[start of DATA FOR THIS TASK]
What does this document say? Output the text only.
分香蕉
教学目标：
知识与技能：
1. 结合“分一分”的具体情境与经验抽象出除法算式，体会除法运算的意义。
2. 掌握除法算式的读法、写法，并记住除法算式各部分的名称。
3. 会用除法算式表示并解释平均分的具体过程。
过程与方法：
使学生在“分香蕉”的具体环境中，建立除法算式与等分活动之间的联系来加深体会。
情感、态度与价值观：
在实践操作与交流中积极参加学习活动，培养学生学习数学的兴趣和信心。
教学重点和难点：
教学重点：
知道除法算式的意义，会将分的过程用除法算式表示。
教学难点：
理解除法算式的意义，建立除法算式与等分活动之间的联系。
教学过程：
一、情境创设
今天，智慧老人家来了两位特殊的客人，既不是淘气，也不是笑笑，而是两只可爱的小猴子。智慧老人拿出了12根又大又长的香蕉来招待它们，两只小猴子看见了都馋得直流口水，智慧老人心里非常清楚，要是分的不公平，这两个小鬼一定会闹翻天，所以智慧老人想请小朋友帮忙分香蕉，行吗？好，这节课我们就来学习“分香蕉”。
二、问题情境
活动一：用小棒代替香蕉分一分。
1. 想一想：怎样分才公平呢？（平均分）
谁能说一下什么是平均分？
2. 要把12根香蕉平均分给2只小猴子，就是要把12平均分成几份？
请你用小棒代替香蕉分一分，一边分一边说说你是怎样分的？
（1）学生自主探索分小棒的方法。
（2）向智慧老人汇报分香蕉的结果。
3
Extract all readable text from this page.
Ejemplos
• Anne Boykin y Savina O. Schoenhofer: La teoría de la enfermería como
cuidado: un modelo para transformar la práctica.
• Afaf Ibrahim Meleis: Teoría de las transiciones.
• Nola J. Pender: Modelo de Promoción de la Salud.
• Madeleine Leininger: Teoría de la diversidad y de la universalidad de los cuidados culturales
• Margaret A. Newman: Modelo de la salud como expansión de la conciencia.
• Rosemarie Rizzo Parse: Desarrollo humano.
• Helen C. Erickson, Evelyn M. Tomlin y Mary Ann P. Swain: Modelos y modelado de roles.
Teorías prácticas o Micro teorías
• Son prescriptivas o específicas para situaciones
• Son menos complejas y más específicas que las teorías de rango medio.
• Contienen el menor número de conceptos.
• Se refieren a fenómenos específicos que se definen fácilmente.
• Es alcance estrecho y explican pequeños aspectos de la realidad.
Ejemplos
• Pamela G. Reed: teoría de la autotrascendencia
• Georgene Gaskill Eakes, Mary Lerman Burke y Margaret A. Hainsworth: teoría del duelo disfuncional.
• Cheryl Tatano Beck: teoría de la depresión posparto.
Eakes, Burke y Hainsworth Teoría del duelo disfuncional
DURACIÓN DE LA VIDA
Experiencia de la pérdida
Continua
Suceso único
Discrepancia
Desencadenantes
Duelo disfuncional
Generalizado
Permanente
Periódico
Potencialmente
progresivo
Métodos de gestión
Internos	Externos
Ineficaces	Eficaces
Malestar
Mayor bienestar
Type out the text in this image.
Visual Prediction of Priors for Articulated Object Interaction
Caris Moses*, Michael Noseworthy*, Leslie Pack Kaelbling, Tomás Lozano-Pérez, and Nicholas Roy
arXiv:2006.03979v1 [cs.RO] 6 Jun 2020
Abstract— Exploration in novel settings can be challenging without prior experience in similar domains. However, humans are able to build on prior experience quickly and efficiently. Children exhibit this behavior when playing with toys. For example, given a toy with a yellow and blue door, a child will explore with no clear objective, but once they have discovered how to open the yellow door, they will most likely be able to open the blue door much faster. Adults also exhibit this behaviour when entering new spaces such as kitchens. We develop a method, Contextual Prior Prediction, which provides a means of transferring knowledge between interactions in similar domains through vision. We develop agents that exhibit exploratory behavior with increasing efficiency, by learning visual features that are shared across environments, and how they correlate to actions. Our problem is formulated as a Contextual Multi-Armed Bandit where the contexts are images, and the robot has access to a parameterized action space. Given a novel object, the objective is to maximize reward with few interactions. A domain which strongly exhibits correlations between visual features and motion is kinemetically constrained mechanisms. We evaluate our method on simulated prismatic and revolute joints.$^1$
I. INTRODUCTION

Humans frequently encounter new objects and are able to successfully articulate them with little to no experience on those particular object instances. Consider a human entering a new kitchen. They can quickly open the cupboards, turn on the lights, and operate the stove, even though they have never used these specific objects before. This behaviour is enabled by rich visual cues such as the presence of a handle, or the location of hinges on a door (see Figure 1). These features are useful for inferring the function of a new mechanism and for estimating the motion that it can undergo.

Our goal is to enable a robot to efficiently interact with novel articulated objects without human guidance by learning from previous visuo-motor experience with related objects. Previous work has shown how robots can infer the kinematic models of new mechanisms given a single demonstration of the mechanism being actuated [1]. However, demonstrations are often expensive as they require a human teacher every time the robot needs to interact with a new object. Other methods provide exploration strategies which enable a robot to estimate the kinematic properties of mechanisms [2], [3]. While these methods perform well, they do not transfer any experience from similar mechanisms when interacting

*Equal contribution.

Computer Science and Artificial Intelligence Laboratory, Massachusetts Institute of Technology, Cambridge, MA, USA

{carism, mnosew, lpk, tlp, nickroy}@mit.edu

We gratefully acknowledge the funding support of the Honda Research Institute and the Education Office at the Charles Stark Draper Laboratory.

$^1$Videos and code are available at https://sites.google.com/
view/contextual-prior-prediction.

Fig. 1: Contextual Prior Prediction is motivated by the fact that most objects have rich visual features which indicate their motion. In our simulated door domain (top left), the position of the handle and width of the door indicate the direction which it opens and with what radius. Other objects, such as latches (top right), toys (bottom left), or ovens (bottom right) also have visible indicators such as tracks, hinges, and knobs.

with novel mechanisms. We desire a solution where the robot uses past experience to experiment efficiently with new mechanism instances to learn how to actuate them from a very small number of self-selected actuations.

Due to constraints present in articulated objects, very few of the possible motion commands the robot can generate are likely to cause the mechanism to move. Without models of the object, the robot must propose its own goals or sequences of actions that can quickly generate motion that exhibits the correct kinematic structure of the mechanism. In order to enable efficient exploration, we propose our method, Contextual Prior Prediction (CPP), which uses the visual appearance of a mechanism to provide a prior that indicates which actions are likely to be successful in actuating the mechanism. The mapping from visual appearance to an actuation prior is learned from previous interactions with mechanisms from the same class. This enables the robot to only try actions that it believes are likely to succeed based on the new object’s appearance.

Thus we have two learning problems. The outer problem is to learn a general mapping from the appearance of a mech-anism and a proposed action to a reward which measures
[end of DATA FOR THIS TASK]
Identify every line where the string "disfuncional" appears.

- **PROBLEM SOLUTION**
• Georgene Gaskill Eakes, Mary Lerman Burke y Margaret A. Hainsworth: teoría del duelo disfuncional.
Eakes, Burke y Hainsworth Teoría del duelo disfuncional
Duelo disfuncional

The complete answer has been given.